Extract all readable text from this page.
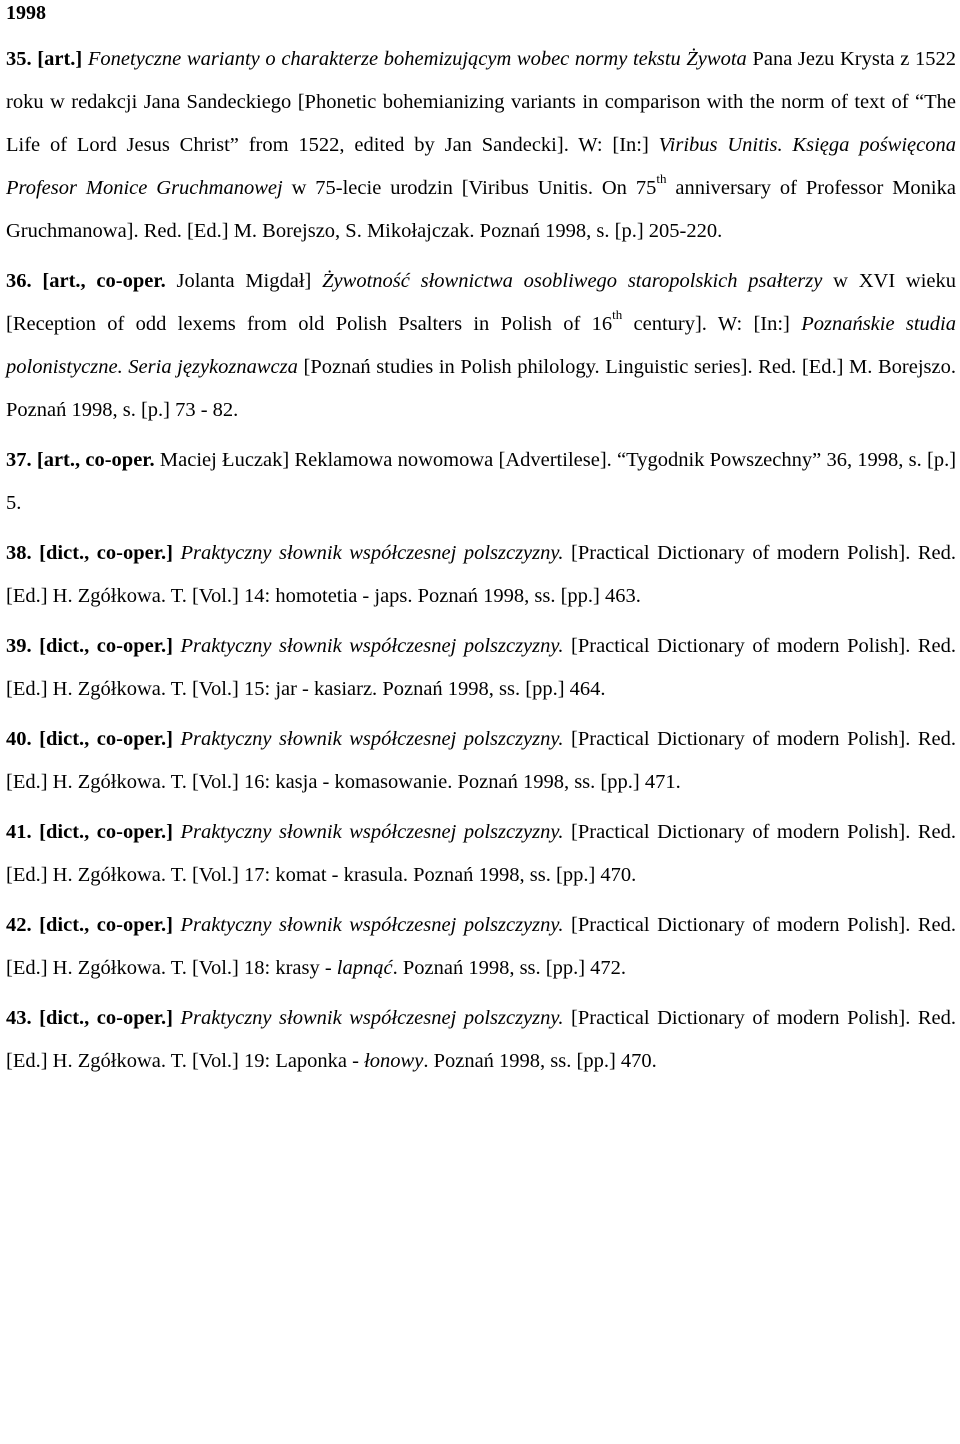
1998

35. [art.] Fonetyczne warianty o charakterze bohemizującym wobec normy tekstu Żywota Pana Jezu Krysta z 1522 roku w redakcji Jana Sandeckiego [Phonetic bohemianizing variants in comparison with the norm of text of “The Life of Lord Jesus Christ” from 1522, edited by Jan Sandecki]. W: [In:] Viribus Unitis. Księga poświęcona Profesor Monice Gruchmanowej w 75-lecie urodzin [Viribus Unitis. On 75th anniversary of Professor Monika Gruchmanowa]. Red. [Ed.] M. Borejszo, S. Mikołajczak. Poznań 1998, s. [p.] 205-220.

36. [art., co-oper. Jolanta Migdał] Żywotność słownictwa osobliwego staropolskich psałterzy w XVI wieku [Reception of odd lexems from old Polish Psalters in Polish of 16th century]. W: [In:] Poznańskie studia polonistyczne. Seria językoznawcza [Poznań studies in Polish philology. Linguistic series]. Red. [Ed.] M. Borejszo. Poznań 1998, s. [p.] 73 - 82.

37. [art., co-oper. Maciej Łuczak] Reklamowa nowomowa [Advertilese]. “Tygodnik Powszechny” 36, 1998, s. [p.] 5.

38. [dict., co-oper.] Praktyczny słownik współczesnej polszczyzny. [Practical Dictionary of modern Polish]. Red. [Ed.] H. Zgółkowa. T. [Vol.] 14: homotetia - japs. Poznań 1998, ss. [pp.] 463.

39. [dict., co-oper.] Praktyczny słownik współczesnej polszczyzny. [Practical Dictionary of modern Polish]. Red. [Ed.] H. Zgółkowa. T. [Vol.] 15: jar - kasiarz. Poznań 1998, ss. [pp.] 464.

40. [dict., co-oper.] Praktyczny słownik współczesnej polszczyzny. [Practical Dictionary of modern Polish]. Red. [Ed.] H. Zgółkowa. T. [Vol.] 16: kasja - komasowanie. Poznań 1998, ss. [pp.] 471.

41. [dict., co-oper.] Praktyczny słownik współczesnej polszczyzny. [Practical Dictionary of modern Polish]. Red. [Ed.] H. Zgółkowa. T. [Vol.] 17: komat - krasula. Poznań 1998, ss. [pp.] 470.

42. [dict., co-oper.] Praktyczny słownik współczesnej polszczyzny. [Practical Dictionary of modern Polish]. Red. [Ed.] H. Zgółkowa. T. [Vol.] 18: krasy - lapnąć. Poznań 1998, ss. [pp.] 472.

43. [dict., co-oper.] Praktyczny słownik współczesnej polszczyzny. [Practical Dictionary of modern Polish]. Red. [Ed.] H. Zgółkowa. T. [Vol.] 19: Laponka - łonowy. Poznań 1998, ss. [pp.] 470.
···
* **YOUR INSTRUCTIONS**: Leave out the pictures and copy the rest of the material above exactly.

* **RESULT**:
Extract all readable text from this page.
1998

35. [art.] Fonetyczne warianty o charakterze bohemizującym wobec normy tekstu Żywota Pana Jezu Krysta z 1522 roku w redakcji Jana Sandeckiego [Phonetic bohemianizing variants in comparison with the norm of text of “The Life of Lord Jesus Christ” from 1522, edited by Jan Sandecki]. W: [In:] Viribus Unitis. Księga poświęcona Profesor Monice Gruchmanowej w 75-lecie urodzin [Viribus Unitis. On 75th anniversary of Professor Monika Gruchmanowa]. Red. [Ed.] M. Borejszo, S. Mikołajczak. Poznań 1998, s. [p.] 205-220.

36. [art., co-oper. Jolanta Migdał] Żywotność słownictwa osobliwego staropolskich psałterzy w XVI wieku [Reception of odd lexems from old Polish Psalters in Polish of 16th century]. W: [In:] Poznańskie studia polonistyczne. Seria językoznawcza [Poznań studies in Polish philology. Linguistic series]. Red. [Ed.] M. Borejszo. Poznań 1998, s. [p.] 73 - 82.

37. [art., co-oper. Maciej Łuczak] Reklamowa nowomowa [Advertilese]. “Tygodnik Powszechny” 36, 1998, s. [p.] 5.

38. [dict., co-oper.] Praktyczny słownik współczesnej polszczyzny. [Practical Dictionary of modern Polish]. Red. [Ed.] H. Zgółkowa. T. [Vol.] 14: homotetia - japs. Poznań 1998, ss. [pp.] 463.

39. [dict., co-oper.] Praktyczny słownik współczesnej polszczyzny. [Practical Dictionary of modern Polish]. Red. [Ed.] H. Zgółkowa. T. [Vol.] 15: jar - kasiarz. Poznań 1998, ss. [pp.] 464.

40. [dict., co-oper.] Praktyczny słownik współczesnej polszczyzny. [Practical Dictionary of modern Polish]. Red. [Ed.] H. Zgółkowa. T. [Vol.] 16: kasja - komasowanie. Poznań 1998, ss. [pp.] 471.

41. [dict., co-oper.] Praktyczny słownik współczesnej polszczyzny. [Practical Dictionary of modern Polish]. Red. [Ed.] H. Zgółkowa. T. [Vol.] 17: komat - krasula. Poznań 1998, ss. [pp.] 470.

42. [dict., co-oper.] Praktyczny słownik współczesnej polszczyzny. [Practical Dictionary of modern Polish]. Red. [Ed.] H. Zgółkowa. T. [Vol.] 18: krasy - lapnąć. Poznań 1998, ss. [pp.] 472.

43. [dict., co-oper.] Praktyczny słownik współczesnej polszczyzny. [Practical Dictionary of modern Polish]. Red. [Ed.] H. Zgółkowa. T. [Vol.] 19: Laponka - łonowy. Poznań 1998, ss. [pp.] 470.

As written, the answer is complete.